Task ▸
All entries must be extracted exactly, with nothing added or dropped.

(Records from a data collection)
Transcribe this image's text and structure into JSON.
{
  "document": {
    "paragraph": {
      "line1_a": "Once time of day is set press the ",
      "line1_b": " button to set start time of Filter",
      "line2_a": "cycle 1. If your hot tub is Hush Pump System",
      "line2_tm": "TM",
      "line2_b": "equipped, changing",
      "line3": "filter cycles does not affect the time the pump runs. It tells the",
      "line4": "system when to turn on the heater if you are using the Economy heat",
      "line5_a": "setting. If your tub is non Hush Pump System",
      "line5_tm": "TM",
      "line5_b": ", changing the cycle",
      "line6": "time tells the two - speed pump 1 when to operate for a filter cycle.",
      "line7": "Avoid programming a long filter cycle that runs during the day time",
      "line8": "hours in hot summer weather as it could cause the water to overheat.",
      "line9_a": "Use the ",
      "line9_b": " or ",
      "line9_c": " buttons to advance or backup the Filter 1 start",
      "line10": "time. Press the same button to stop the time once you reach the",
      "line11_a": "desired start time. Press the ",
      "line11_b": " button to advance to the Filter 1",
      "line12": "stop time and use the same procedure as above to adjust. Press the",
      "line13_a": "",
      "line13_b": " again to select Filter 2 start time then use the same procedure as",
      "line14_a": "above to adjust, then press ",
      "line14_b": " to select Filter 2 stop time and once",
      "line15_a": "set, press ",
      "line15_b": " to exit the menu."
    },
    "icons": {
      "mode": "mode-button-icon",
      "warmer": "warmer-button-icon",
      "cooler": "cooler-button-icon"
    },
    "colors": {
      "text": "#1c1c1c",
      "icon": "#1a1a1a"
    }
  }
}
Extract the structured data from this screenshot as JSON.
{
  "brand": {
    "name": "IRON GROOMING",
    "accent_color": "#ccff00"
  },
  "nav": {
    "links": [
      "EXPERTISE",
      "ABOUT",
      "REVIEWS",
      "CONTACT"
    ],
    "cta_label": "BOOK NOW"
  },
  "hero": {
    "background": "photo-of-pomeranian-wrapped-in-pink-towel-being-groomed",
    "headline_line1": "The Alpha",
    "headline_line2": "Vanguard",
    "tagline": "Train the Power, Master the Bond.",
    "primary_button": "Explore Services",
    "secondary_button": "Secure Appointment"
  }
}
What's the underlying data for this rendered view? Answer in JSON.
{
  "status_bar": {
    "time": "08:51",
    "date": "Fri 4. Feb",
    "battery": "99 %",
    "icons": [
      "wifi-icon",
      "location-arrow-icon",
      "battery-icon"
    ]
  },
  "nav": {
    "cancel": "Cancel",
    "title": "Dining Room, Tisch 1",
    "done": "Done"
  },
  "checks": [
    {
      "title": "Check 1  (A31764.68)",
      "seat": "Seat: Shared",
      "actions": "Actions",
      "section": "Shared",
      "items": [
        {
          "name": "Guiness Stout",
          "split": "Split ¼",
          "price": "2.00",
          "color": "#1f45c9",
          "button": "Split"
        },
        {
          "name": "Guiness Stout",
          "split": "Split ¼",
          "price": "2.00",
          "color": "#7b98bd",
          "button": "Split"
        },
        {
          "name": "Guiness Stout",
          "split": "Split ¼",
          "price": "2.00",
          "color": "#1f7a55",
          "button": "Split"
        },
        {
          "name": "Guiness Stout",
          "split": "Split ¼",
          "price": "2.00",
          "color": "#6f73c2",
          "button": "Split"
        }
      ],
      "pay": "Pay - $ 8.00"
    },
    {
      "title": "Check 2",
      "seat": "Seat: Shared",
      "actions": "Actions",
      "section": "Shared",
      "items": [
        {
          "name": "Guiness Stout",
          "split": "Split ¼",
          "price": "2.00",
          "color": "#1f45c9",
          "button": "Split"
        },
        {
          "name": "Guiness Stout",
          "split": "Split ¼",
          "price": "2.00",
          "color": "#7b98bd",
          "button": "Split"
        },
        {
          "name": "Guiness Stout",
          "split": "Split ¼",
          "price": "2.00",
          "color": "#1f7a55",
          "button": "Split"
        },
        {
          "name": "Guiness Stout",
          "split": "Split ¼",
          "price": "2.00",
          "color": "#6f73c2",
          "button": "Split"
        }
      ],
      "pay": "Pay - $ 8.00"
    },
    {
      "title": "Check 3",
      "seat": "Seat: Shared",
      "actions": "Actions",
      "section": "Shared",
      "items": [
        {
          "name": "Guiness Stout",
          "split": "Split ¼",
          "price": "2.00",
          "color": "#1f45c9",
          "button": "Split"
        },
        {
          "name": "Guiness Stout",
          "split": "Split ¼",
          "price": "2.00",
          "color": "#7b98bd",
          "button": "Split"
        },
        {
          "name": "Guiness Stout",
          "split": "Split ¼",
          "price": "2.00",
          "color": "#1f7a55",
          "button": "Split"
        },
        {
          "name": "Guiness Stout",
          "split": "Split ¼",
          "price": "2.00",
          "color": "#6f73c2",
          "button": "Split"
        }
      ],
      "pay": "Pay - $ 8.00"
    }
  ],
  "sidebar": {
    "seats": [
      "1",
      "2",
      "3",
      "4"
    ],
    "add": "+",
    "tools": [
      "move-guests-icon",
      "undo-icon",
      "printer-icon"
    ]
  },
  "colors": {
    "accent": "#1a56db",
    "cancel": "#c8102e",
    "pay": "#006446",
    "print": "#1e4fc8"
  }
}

Reply to the exercise ▸
Transcribe this image's text and structure into JSON.
{
  "document": {
    "paragraph": {
      "line1_a": "Once time of day is set press the ",
      "line1_b": " button to set start time of Filter",
      "line2_a": "cycle 1. If your hot tub is Hush Pump System",
      "line2_tm": "TM",
      "line2_b": "equipped, changing",
      "line3": "filter cycles does not affect the time the pump runs. It tells the",
      "line4": "system when to turn on the heater if you are using the Economy heat",
      "line5_a": "setting. If your tub is non Hush Pump System",
      "line5_tm": "TM",
      "line5_b": ", changing the cycle",
      "line6": "time tells the two - speed pump 1 when to operate for a filter cycle.",
      "line7": "Avoid programming a long filter cycle that runs during the day time",
      "line8": "hours in hot summer weather as it could cause the water to overheat.",
      "line9_a": "Use the ",
      "line9_b": " or ",
      "line9_c": " buttons to advance or backup the Filter 1 start",
      "line10": "time. Press the same button to stop the time once you reach the",
      "line11_a": "desired start time. Press the ",
      "line11_b": " button to advance to the Filter 1",
      "line12": "stop time and use the same procedure as above to adjust. Press the",
      "line13_a": "",
      "line13_b": " again to select Filter 2 start time then use the same procedure as",
      "line14_a": "above to adjust, then press ",
      "line14_b": " to select Filter 2 stop time and once",
      "line15_a": "set, press ",
      "line15_b": " to exit the menu."
    },
    "icons": {
      "mode": "mode-button-icon",
      "warmer": "warmer-button-icon",
      "cooler": "cooler-button-icon"
    },
    "colors": {
      "text": "#1c1c1c",
      "icon": "#1a1a1a"
    }
  }
}
Extract the structured data from this screenshot as JSON.
{
  "brand": {
    "name": "IRON GROOMING",
    "accent_color": "#ccff00"
  },
  "nav": {
    "links": [
      "EXPERTISE",
      "ABOUT",
      "REVIEWS",
      "CONTACT"
    ],
    "cta_label": "BOOK NOW"
  },
  "hero": {
    "background": "photo-of-pomeranian-wrapped-in-pink-towel-being-groomed",
    "headline_line1": "The Alpha",
    "headline_line2": "Vanguard",
    "tagline": "Train the Power, Master the Bond.",
    "primary_button": "Explore Services",
    "secondary_button": "Secure Appointment"
  }
}
What's the underlying data for this rendered view? Answer in JSON.
{
  "status_bar": {
    "time": "08:51",
    "date": "Fri 4. Feb",
    "battery": "99 %",
    "icons": [
      "wifi-icon",
      "location-arrow-icon",
      "battery-icon"
    ]
  },
  "nav": {
    "cancel": "Cancel",
    "title": "Dining Room, Tisch 1",
    "done": "Done"
  },
  "checks": [
    {
      "title": "Check 1  (A31764.68)",
      "seat": "Seat: Shared",
      "actions": "Actions",
      "section": "Shared",
      "items": [
        {
          "name": "Guiness Stout",
          "split": "Split ¼",
          "price": "2.00",
          "color": "#1f45c9",
          "button": "Split"
        },
        {
          "name": "Guiness Stout",
          "split": "Split ¼",
          "price": "2.00",
          "color": "#7b98bd",
          "button": "Split"
        },
        {
          "name": "Guiness Stout",
          "split": "Split ¼",
          "price": "2.00",
          "color": "#1f7a55",
          "button": "Split"
        },
        {
          "name": "Guiness Stout",
          "split": "Split ¼",
          "price": "2.00",
          "color": "#6f73c2",
          "button": "Split"
        }
      ],
      "pay": "Pay - $ 8.00"
    },
    {
      "title": "Check 2",
      "seat": "Seat: Shared",
      "actions": "Actions",
      "section": "Shared",
      "items": [
        {
          "name": "Guiness Stout",
          "split": "Split ¼",
          "price": "2.00",
          "color": "#1f45c9",
          "button": "Split"
        },
        {
          "name": "Guiness Stout",
          "split": "Split ¼",
          "price": "2.00",
          "color": "#7b98bd",
          "button": "Split"
        },
        {
          "name": "Guiness Stout",
          "split": "Split ¼",
          "price": "2.00",
          "color": "#1f7a55",
          "button": "Split"
        },
        {
          "name": "Guiness Stout",
          "split": "Split ¼",
          "price": "2.00",
          "color": "#6f73c2",
          "button": "Split"
        }
      ],
      "pay": "Pay - $ 8.00"
    },
    {
      "title": "Check 3",
      "seat": "Seat: Shared",
      "actions": "Actions",
      "section": "Shared",
      "items": [
        {
          "name": "Guiness Stout",
          "split": "Split ¼",
          "price": "2.00",
          "color": "#1f45c9",
          "button": "Split"
        },
        {
          "name": "Guiness Stout",
          "split": "Split ¼",
          "price": "2.00",
          "color": "#7b98bd",
          "button": "Split"
        },
        {
          "name": "Guiness Stout",
          "split": "Split ¼",
          "price": "2.00",
          "color": "#1f7a55",
          "button": "Split"
        },
        {
          "name": "Guiness Stout",
          "split": "Split ¼",
          "price": "2.00",
          "color": "#6f73c2",
          "button": "Split"
        }
      ],
      "pay": "Pay - $ 8.00"
    }
  ],
  "sidebar": {
    "seats": [
      "1",
      "2",
      "3",
      "4"
    ],
    "add": "+",
    "tools": [
      "move-guests-icon",
      "undo-icon",
      "printer-icon"
    ]
  },
  "colors": {
    "accent": "#1a56db",
    "cancel": "#c8102e",
    "pay": "#006446",
    "print": "#1e4fc8"
  }
}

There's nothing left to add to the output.